**Requirements:**
Restate the listing below word for word, omitting any images.
⁂
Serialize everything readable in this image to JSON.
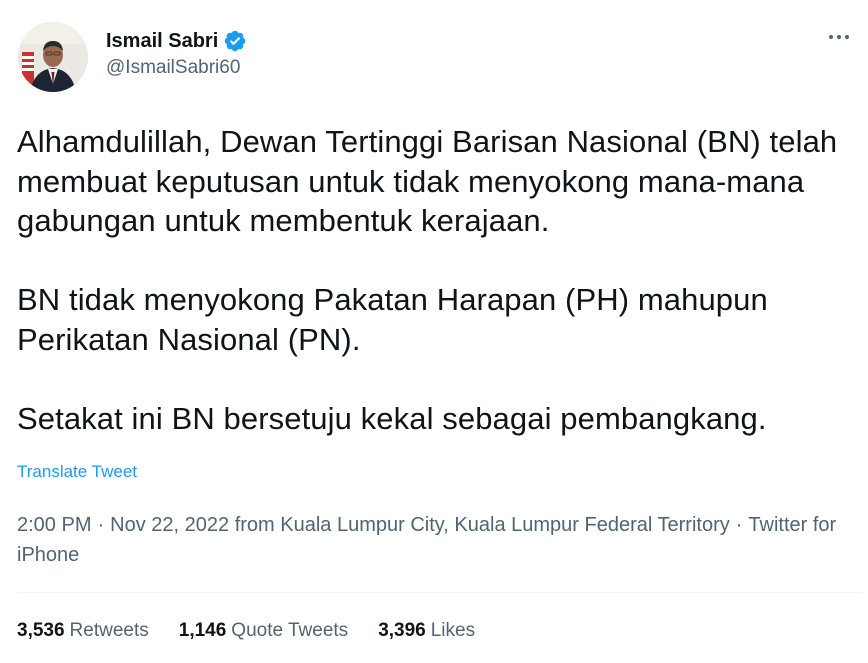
{
  "author": {
    "name": "Ismail Sabri",
    "handle": "@IsmailSabri60",
    "verified": true
  },
  "tweet": {
    "paragraphs": [
      "Alhamdulillah, Dewan Tertinggi Barisan Nasional (BN) telah membuat keputusan untuk tidak menyokong mana-mana gabungan untuk membentuk kerajaan.",
      "BN tidak menyokong Pakatan Harapan (PH) mahupun Perikatan Nasional (PN).",
      "Setakat ini BN bersetuju kekal sebagai pembangkang."
    ],
    "translate_label": "Translate Tweet"
  },
  "meta": {
    "time": "2:00 PM",
    "date": "Nov 22, 2022",
    "location": "from Kuala Lumpur City, Kuala Lumpur Federal Territory",
    "source": "Twitter for iPhone"
  },
  "stats": {
    "retweets": {
      "count": "3,536",
      "label": "Retweets"
    },
    "quotes": {
      "count": "1,146",
      "label": "Quote Tweets"
    },
    "likes": {
      "count": "3,396",
      "label": "Likes"
    }
  },
  "colors": {
    "link": "#1d9bf0",
    "text": "#0f1419",
    "secondary": "#536471",
    "verified_badge": "#1d9bf0"
  }
}
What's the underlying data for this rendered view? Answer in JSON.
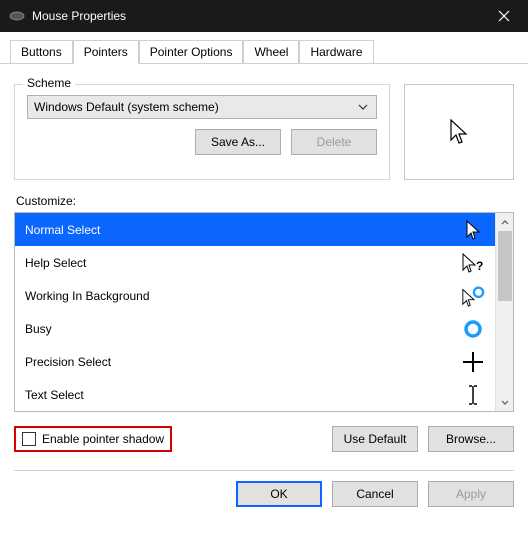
{
  "window": {
    "title": "Mouse Properties"
  },
  "tabs": {
    "buttons": "Buttons",
    "pointers": "Pointers",
    "pointer_options": "Pointer Options",
    "wheel": "Wheel",
    "hardware": "Hardware"
  },
  "scheme": {
    "legend": "Scheme",
    "selected": "Windows Default (system scheme)",
    "save_as": "Save As...",
    "delete": "Delete"
  },
  "customize_label": "Customize:",
  "cursors": {
    "normal_select": "Normal Select",
    "help_select": "Help Select",
    "working_bg": "Working In Background",
    "busy": "Busy",
    "precision": "Precision Select",
    "text": "Text Select"
  },
  "enable_shadow": "Enable pointer shadow",
  "use_default": "Use Default",
  "browse": "Browse...",
  "footer": {
    "ok": "OK",
    "cancel": "Cancel",
    "apply": "Apply"
  }
}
⁂
**Answer in full:**
Serialize everything readable in this image to JSON.
{
  "author": {
    "name": "Ismail Sabri",
    "handle": "@IsmailSabri60",
    "verified": true
  },
  "tweet": {
    "paragraphs": [
      "Alhamdulillah, Dewan Tertinggi Barisan Nasional (BN) telah membuat keputusan untuk tidak menyokong mana-mana gabungan untuk membentuk kerajaan.",
      "BN tidak menyokong Pakatan Harapan (PH) mahupun Perikatan Nasional (PN).",
      "Setakat ini BN bersetuju kekal sebagai pembangkang."
    ],
    "translate_label": "Translate Tweet"
  },
  "meta": {
    "time": "2:00 PM",
    "date": "Nov 22, 2022",
    "location": "from Kuala Lumpur City, Kuala Lumpur Federal Territory",
    "source": "Twitter for iPhone"
  },
  "stats": {
    "retweets": {
      "count": "3,536",
      "label": "Retweets"
    },
    "quotes": {
      "count": "1,146",
      "label": "Quote Tweets"
    },
    "likes": {
      "count": "3,396",
      "label": "Likes"
    }
  },
  "colors": {
    "link": "#1d9bf0",
    "text": "#0f1419",
    "secondary": "#536471",
    "verified_badge": "#1d9bf0"
  }
}
What's the underlying data for this rendered view? Answer in JSON.
{
  "window": {
    "title": "Mouse Properties"
  },
  "tabs": {
    "buttons": "Buttons",
    "pointers": "Pointers",
    "pointer_options": "Pointer Options",
    "wheel": "Wheel",
    "hardware": "Hardware"
  },
  "scheme": {
    "legend": "Scheme",
    "selected": "Windows Default (system scheme)",
    "save_as": "Save As...",
    "delete": "Delete"
  },
  "customize_label": "Customize:",
  "cursors": {
    "normal_select": "Normal Select",
    "help_select": "Help Select",
    "working_bg": "Working In Background",
    "busy": "Busy",
    "precision": "Precision Select",
    "text": "Text Select"
  },
  "enable_shadow": "Enable pointer shadow",
  "use_default": "Use Default",
  "browse": "Browse...",
  "footer": {
    "ok": "OK",
    "cancel": "Cancel",
    "apply": "Apply"
  }
}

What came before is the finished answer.